* _What needs to be done_
Pull out every line below holding the word "Perfect".

* _Data supplied_
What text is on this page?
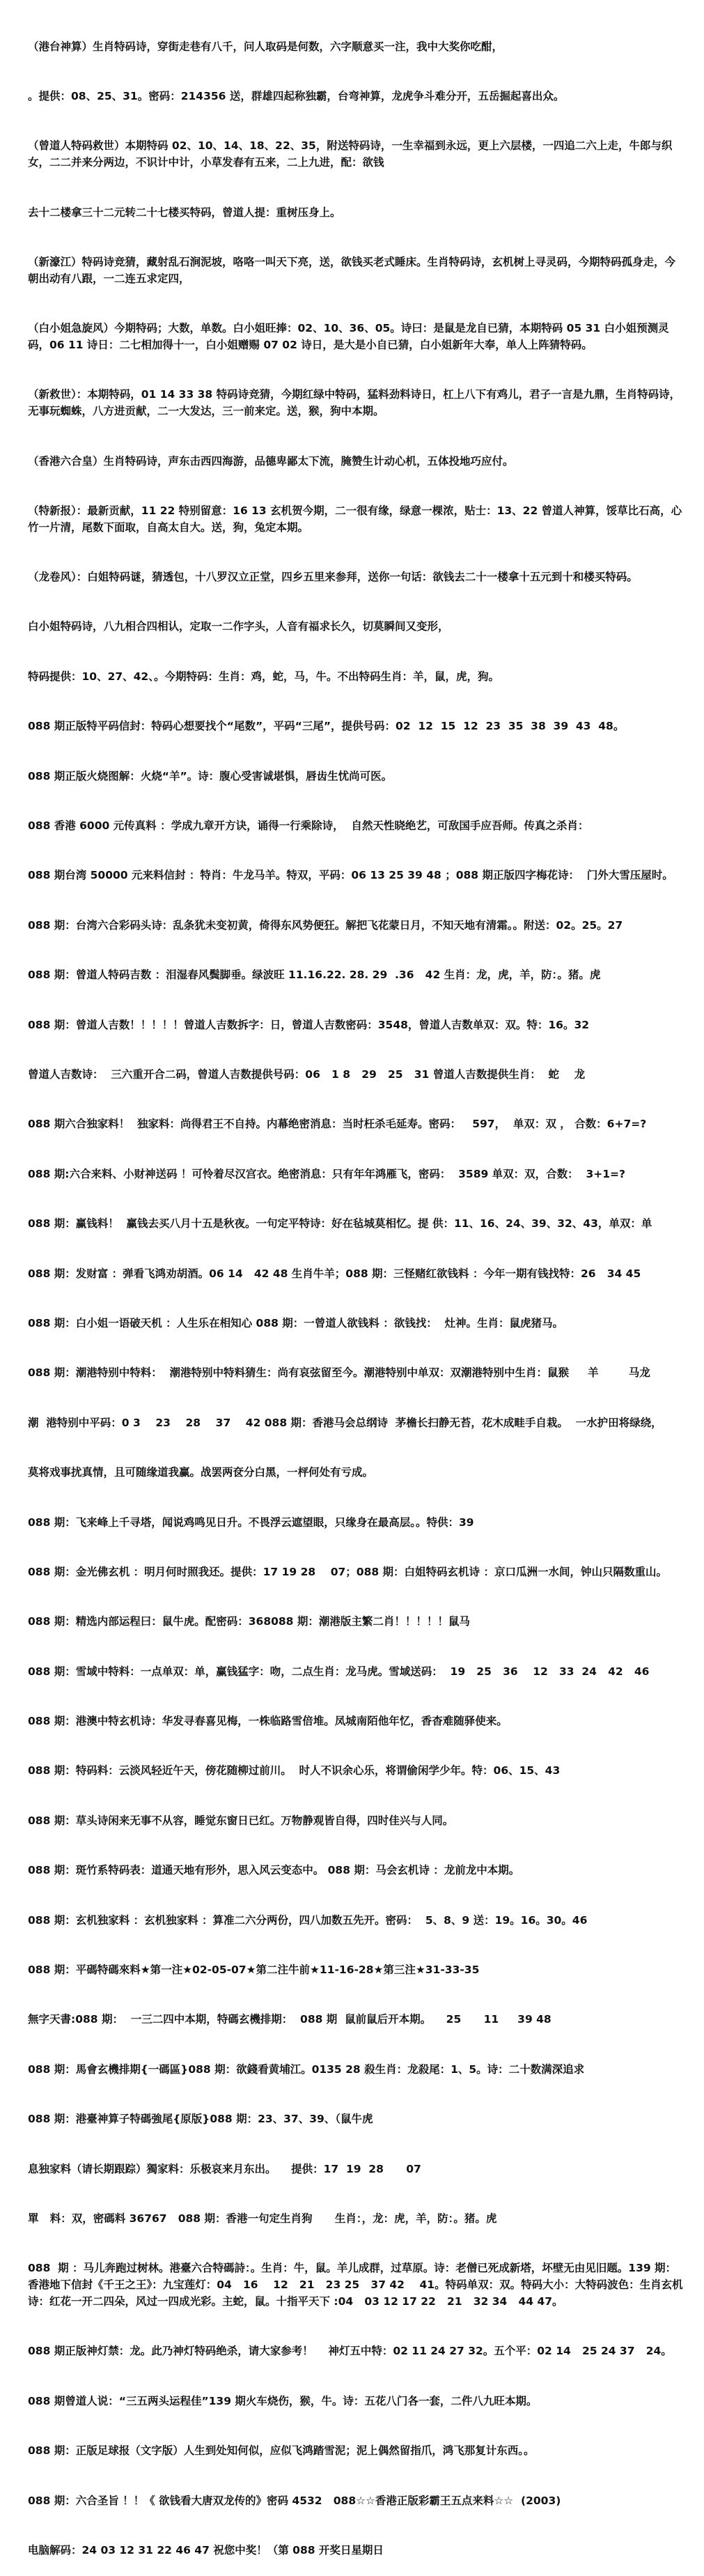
（港台神算）生肖特码诗，穿街走巷有八千，问人取码是何数，六字顺意买一注，我中大奖你吃酣，

。提供：08、25、31。密码：214356 送，群雄四起称独霸，台弯神算，龙虎争斗难分开，五岳掘起喜出众。

（曾道人特码救世）本期特码 02、10、14、18、22、35，附送特码诗，一生幸福到永远，更上六层楼，一四追二六上走，牛郎与织女，二二并来分两边，不识计中计，小草发春有五来，二上九进，配：欲钱

去十二楼拿三十二元转二十七楼买特码，曾道人提：重树压身上。

（新濠江）特码诗竞猜，藏射乱石涧泥坡，咯咯一叫天下亮，送，欲钱买老式睡床。生肖特码诗，玄机树上寻灵码，今期特码孤身走，今朝出动有八跟，一二连五求定四，

（白小姐急旋风）今期特码；大数，单数。白小姐旺捧：02、10、36、05。诗曰：是鼠是龙自已猜，本期特码 05 31 白小姐预测灵码，06 11 诗日：二七相加得十一，白小姐赠赐 07 02 诗日，是大是小自已猜，白小姐新年大奉，单人上阵猜特码。

（新救世）：本期特码，01 14 33 38 特码诗竞猜，今期红绿中特码，猛料劲料诗日，杠上八下有鸡儿，君子一言是九鼎，生肖特码诗，无事玩蜘蛛，八方进贡献，二一大发达，三一前来定。送，猴，狗中本期。

（香港六合皇）生肖特码诗，声东击西四海游，品德卑鄙太下流，腌赞生计动心机，五体投地巧应付。

（特新报）：最新贡献，11 22 特别留意：16 13 玄机贺今期，二一很有缘，绿意一棵浓，贴士：13、22 曾道人神算，馁草比石高，心竹一片清，尾数下面取，自高太自大。送，狗，兔定本期。

（龙卷风）：白姐特码谜，猜透包，十八罗汉立正堂，四乡五里来参拜，送你一句话：欲钱去二十一楼拿十五元到十和楼买特码。

白小姐特码诗，八九相合四相认，定取一二作字头，人音有福求长久，切莫瞬间又变形，

特码提供：10、27、42、。今期特码：生肖：鸡，蛇，马，牛。不出特码生肖：羊，鼠，虎，狗。

088 期正版特平码信封：特码心想要找个“尾数”，平码“三尾”，提供号码：02  12  15  12  23  35  38  39  43  48。

088 期正版火烧图解：火烧“羊”。诗：腹心受害诚堪惧，唇齿生忧尚可医。

088 香港 6000 元传真料 ：学成九章开方诀，诵得一行乘除诗，  自然天性晓绝艺，可敌国手应吾师。传真之杀肖：

088 期台湾 50000 元来料信封 ：特肖：牛龙马羊。特双，平码：06 13 25 39 48 ；088 期正版四字梅花诗：  门外大雪压屋时。

088 期：台湾六合彩码头诗：乱条犹未变初黄，倚得东风势便狂。解把飞花蒙日月，不知天地有清霜。。附送：02。25。27

088 期：曾道人特码吉数 ：泪湿春风鬓脚垂。绿波旺 11.16.22. 28. 29  .36   42 生肖：龙，虎，羊，防：。猪。虎

088 期：曾道人吉数！！！！！曾道人吉数拆字：日，曾道人吉数密码：3548，曾道人吉数单双：双。特：16。32

曾道人吉数诗：  三六重开合二码，曾道人吉数提供号码：06   1 8   29   25   31 曾道人吉数提供生肖：  蛇    龙

088 期六合独家料！  独家料：尚得君王不自持。内幕绝密消息：当时枉杀毛延寿。密码：   597，  单双：双 ， 合数：6+7=?

088 期:六合来料、小财神送码 ！可怜着尽汉宫衣。绝密消息：只有年年鸿雁飞，密码：  3589 单双：双，合数：  3+1=?

088 期：赢钱料！  赢钱去买八月十五是秋夜。一句定平特诗：好在毡城莫相忆。提 供：11、16、24、39、32、43，单双：单

088 期：发财富 ：弹看飞鸿劝胡酒。06 14   42 48 生肖牛羊；088 期：三怪赌红欲钱料 ：今年一期有钱找特：26   34 45

088 期：白小姐一语破天机 ：人生乐在相知心 088 期：一曾道人欲钱料 ：欲钱找：  灶神。生肖：鼠虎猪马。

088 期：潮港特别中特料：  潮港特别中特料猜生：尚有哀弦留至今。潮港特别中单双：双潮港特别中生肖：鼠猴     羊        马龙

潮  港特别中平码：0 3    23    28    37    42 088 期：香港马会总纲诗  茅檐长扫静无苔，花木成畦手自栽。  一水护田将绿绕，

莫将戏事扰真情，且可随缘道我赢。战罢两奁分白黑，一枰何处有亏成。

088 期：飞来峰上千寻塔，闻说鸡鸣见日升。不畏浮云遮望眼，只缘身在最高层。。特供：39

088 期：金光佛玄机 ：明月何时照我还。提供：17 19 28    07；088 期：白姐特码玄机诗 ：京口瓜洲一水间，钟山只隔数重山。

088 期：精选内部运程曰：鼠牛虎。配密码：368088 期：潮港版主繁二肖！！！！！鼠马

088 期：雪域中特料：一点单双：单，赢钱猛字：吻，二点生肖：龙马虎。雪域送码：  19   25   36    12   33  24   42   46

088 期：港澳中特玄机诗：华发寻春喜见梅，一株临路雪倍堆。凤城南陌他年忆，香杳难随驿使来。

088 期：特码料：云淡风轻近午天，傍花随柳过前川。  时人不识余心乐，将谓偷闲学少年。特：06、15、43

088 期：草头诗闲来无事不从容，睡觉东窗日已红。万物静观皆自得，四时佳兴与人同。

088 期：斑竹系特码表：道通天地有形外，思入风云变态中。 088 期：马会玄机诗 ：龙前龙中本期。

088 期：玄机独家料 ：玄机独家料 ：算准二六分两份，四八加数五先开。密码：  5、8、9 送：19。16。30。46

088 期：平碼特碼來料★第一注★02-05-07★第二注牛前★11-16-28★第三注★31-33-35

無字天書:088 期：  一三二四中本期，特碼玄機排期：  088 期  鼠前鼠后开本期。    25      11     39 48

088 期：馬會玄機排期{一碼區}088 期：欲錢看黄埔江。0135 28 殺生肖：龙殺尾：1、5。诗：二十数满深追求

088 期：港臺神算子特碼強尾{原版}088 期：23、37、39、（鼠牛虎

息独家料（请长期跟踪）獨家料：乐极哀来月东出。    提供：17  19  28      07

單   料：双，密碼料 36767   088 期：香港一句定生肖狗      生肖：，龙：虎，羊，防：。猪。虎

088  期 ：马儿奔跑过树林。港臺六合特碼詩：。生肖：牛，鼠。羊儿成群，过草原。诗：老僧已死成新塔，坏壁无由见旧题。139 期：香港地下信封《千王之王》：九宝莲灯：04   16    12   21   23 25   37 42    41。特码单双：双。特码大小：大特码波色：生肖玄机诗：红花一开二四朵，风过一四成光彩。主蛇，鼠。十指平天下 :04   03 12 17 22   21   32 34   44 47。

088 期正版神灯禁：龙。此乃神灯特码绝杀，请大家参考！    神灯五中特：02 11 24 27 32。五个平：02 14   25 24 37   24。

088 期曾道人说：“三五两头运程佳”139 期火车烧伤，猴，牛。诗：五花八门各一套，二件八九旺本期。

088 期：正版足球报（文字版）人生到处知何似，应似飞鸿踏雪泥；泥上偶然留指爪，鸿飞那复计东西。。

088 期：六合圣旨 ！！《 欲钱看大唐双龙传的》密码 4532   088☆☆香港正版彩霸王五点来料☆☆  (2003)

电脑解码：24 03 12 31 22 46 47 祝您中奖！（第 088 开奖日星期日
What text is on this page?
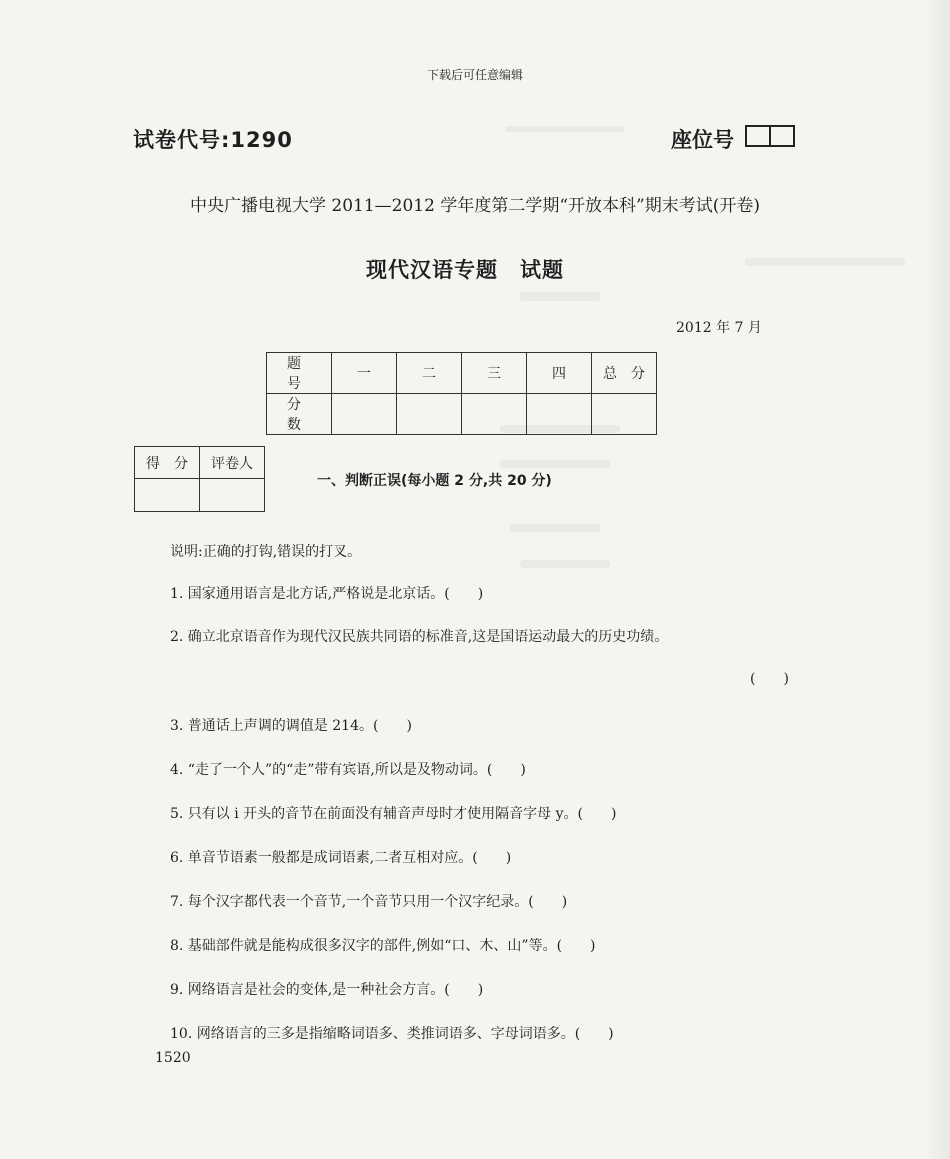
下载后可任意编辑
试卷代号:1290	座位号
中央广播电视大学 2011—2012 学年度第二学期“开放本科”期末考试(开卷)
现代汉语专题　试题
2012 年 7 月
题　号	一	二	三	四	总　分
分　数					
得　分	评卷人

一、判断正误(每小题 2 分,共 20 分)
说明:正确的打钩,错误的打叉。
1. 国家通用语言是北方话,严格说是北京话。(　　)
2. 确立北京语音作为现代汉民族共同语的标准音,这是国语运动最大的历史功绩。
(　　)
3. 普通话上声调的调值是 214。(　　)
4. “走了一个人”的“走”带有宾语,所以是及物动词。(　　)
5. 只有以 i 开头的音节在前面没有辅音声母时才使用隔音字母 y。(　　)
6. 单音节语素一般都是成词语素,二者互相对应。(　　)
7. 每个汉字都代表一个音节,一个音节只用一个汉字纪录。(　　)
8. 基础部件就是能构成很多汉字的部件,例如“口、木、山”等。(　　)
9. 网络语言是社会的变体,是一种社会方言。(　　)
10. 网络语言的三多是指缩略词语多、类推词语多、字母词语多。(　　)
1520
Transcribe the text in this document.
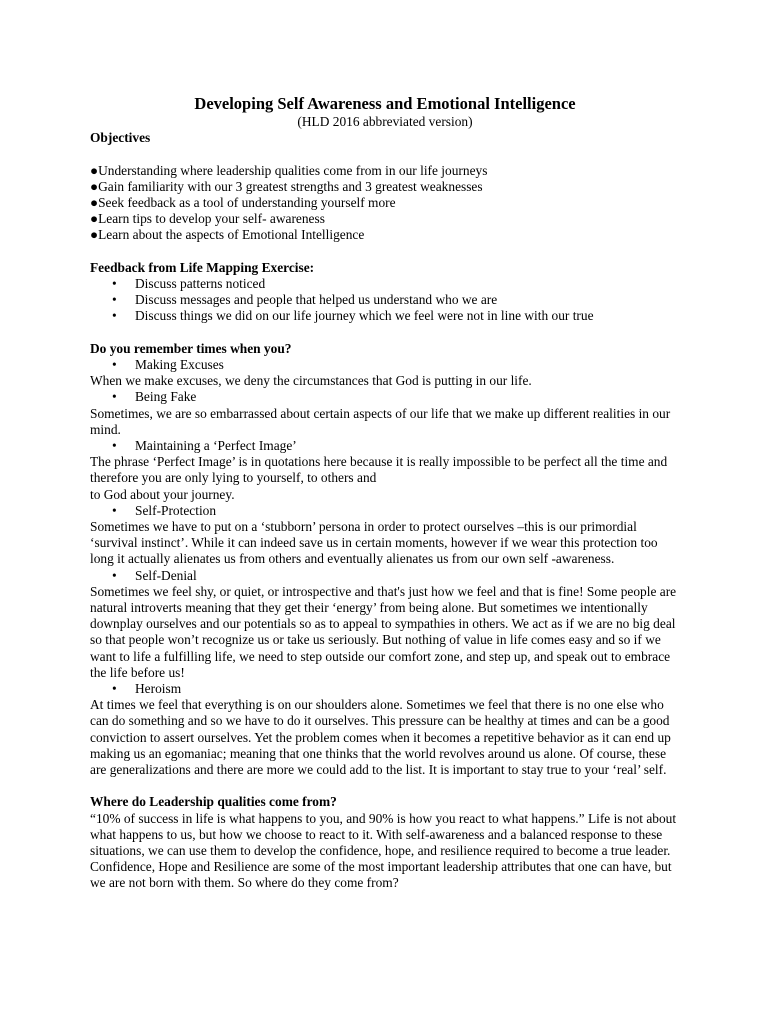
Developing Self Awareness and Emotional Intelligence

(HLD 2016 abbreviated version)

Objectives

●Understanding where leadership qualities come from in our life journeys

●Gain familiarity with our 3 greatest strengths and 3 greatest weaknesses

●Seek feedback as a tool of understanding yourself more

●Learn tips to develop your self- awareness

●Learn about the aspects of Emotional Intelligence

Feedback from Life Mapping Exercise:
• Discuss patterns noticed
• Discuss messages and people that helped us understand who we are
• Discuss things we did on our life journey which we feel were not in line with our true
Do you remember times when you?
• Making Excuses

When we make excuses, we deny the circumstances that God is putting in our life.

• Being Fake

Sometimes, we are so embarrassed about certain aspects of our life that we make up different realities in our mind.

• Maintaining a ‘Perfect Image’

The phrase ‘Perfect Image’ is in quotations here because it is really impossible to be perfect all the time and therefore you are only lying to yourself, to others and

to God about your journey.

• Self-Protection

Sometimes we have to put on a ‘stubborn’ persona in order to protect ourselves –this is our primordial ‘survival instinct’. While it can indeed save us in certain moments, however if we wear this protection too long it actually alienates us from others and eventually alienates us from our own self -awareness.

• Self-Denial

Sometimes we feel shy, or quiet, or introspective and that's just how we feel and that is fine! Some people are natural introverts meaning that they get their ‘energy’ from being alone. But sometimes we intentionally downplay ourselves and our potentials so as to appeal to sympathies in others. We act as if we are no big deal so that people won’t recognize us or take us seriously. But nothing of value in life comes easy and so if we want to life a fulfilling life, we need to step outside our comfort zone, and step up, and speak out to embrace the life before us!

• Heroism

At times we feel that everything is on our shoulders alone. Sometimes we feel that there is no one else who can do something and so we have to do it ourselves. This pressure can be healthy at times and can be a good conviction to assert ourselves. Yet the problem comes when it becomes a repetitive behavior as it can end up making us an egomaniac; meaning that one thinks that the world revolves around us alone. Of course, these are generalizations and there are more we could add to the list. It is important to stay true to your ‘real’ self.

Where do Leadership qualities come from?

“10% of success in life is what happens to you, and 90% is how you react to what happens.” Life is not about what happens to us, but how we choose to react to it. With self-awareness and a balanced response to these situations, we can use them to develop the confidence, hope, and resilience required to become a true leader. Confidence, Hope and Resilience are some of the most important leadership attributes that one can have, but we are not born with them. So where do they come from?
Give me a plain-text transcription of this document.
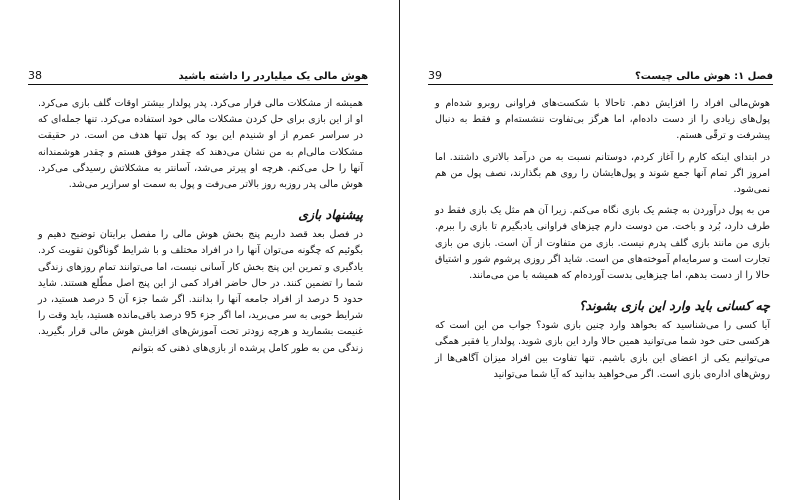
38	هوش مالی یک میلیاردر را داشته باشید

همیشه از مشکلات مالی فرار می‌کرد. پدر پولدار بیشتر اوقات گلف بازی می‌کرد. او از این بازی برای حل کردن مشکلات مالی خود استفاده می‌کرد. تنها جمله‌ای که در سراسر عمرم از او شنیدم این بود که پول تنها هدف من است. در حقیقت مشکلات مالی‌ام به من نشان می‌دهند که چقدر موفق هستم و چقدر هوشمندانه آنها را حل می‌کنم. هرچه او پیرتر می‌شد، آسانتر به مشکلاتش رسیدگی می‌کرد. هوش مالی پدر روزبه روز بالاتر می‌رفت و پول به سمت او سرازیر می‌شد.

پیشنهاد بازی

در فصل بعد قصد داریم پنج بخش هوش مالی را مفصل برایتان توضیح دهیم و بگوئیم که چگونه می‌توان آنها را در افراد مختلف و با شرایط گوناگون تقویت کرد. یادگیری و تمرین این پنج بخش کار آسانی نیست، اما می‌توانند تمام روزهای زندگی شما را تضمین کنند. در حال حاضر افراد کمی از این پنج اصل مطّلع هستند. شاید حدود 5 درصد از افراد جامعه آنها را بدانند. اگر شما جزء آن 5 درصد هستید، در شرایط خوبی به سر می‌برید، اما اگر جزء 95 درصد باقی‌مانده هستید، باید وقت را غنیمت بشمارید و هرچه زودتر تحت آموزش‌های افزایش هوش مالی قرار بگیرید. زندگی من به طور کامل پرشده از بازی‌های ذهنی که بتوانم

39	فصل ۱: هوش مالی چیست؟

هوش‌مالی افراد را افزایش دهم. تاحالا با شکست‌های فراوانی روبرو شده‌ام و پول‌های زیادی را از دست داده‌ام، اما هرگز بی‌تفاوت ننشسته‌ام و فقط به دنبال پیشرفت و ترقّی هستم.

در ابتدای اینکه کارم را آغاز کردم، دوستانم نسبت به من درآمد بالاتری داشتند. اما امروز اگر تمام آنها جمع شوند و پول‌هایشان را روی هم بگذارند، نصف پول من هم نمی‌شود.

من به پول درآوردن به چشم یک بازی نگاه می‌کنم. زیرا آن هم مثل یک بازی فقط دو طرف دارد، بُرد و باخت. من دوست دارم چیزهای فراوانی یادبگیرم تا بازی را ببرم. بازی من مانند بازی گلف پدرم نیست. بازی من متفاوت از آن است. بازی من بازی تجارت است و سرمایه‌ام آموخته‌های من است. شاید اگر روزی پرشوم شور و اشتیاق حالا را از دست بدهم، اما چیزهایی بدست آورده‌ام که همیشه با من می‌مانند.

چه کسانی باید وارد این بازی بشوند؟

آیا کسی را می‌شناسید که بخواهد وارد چنین بازی شود؟ جواب من این است که هرکسی حتی خود شما می‌توانید همین حالا وارد این بازی شوید. پولدار یا فقیر همگی می‌توانیم یکی از اعضای این بازی باشیم. تنها تفاوت بین افراد میزان آگاهی‌ها از روش‌های اداره‌ی بازی است. اگر می‌خواهید بدانید که آیا شما می‌توانید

* _Worked answer_
• Maintaining a ‘Perfect Image’
The phrase ‘Perfect Image’ is in quotations here because it is really impossible to be perfect all the time and therefore you are only lying to yourself, to others and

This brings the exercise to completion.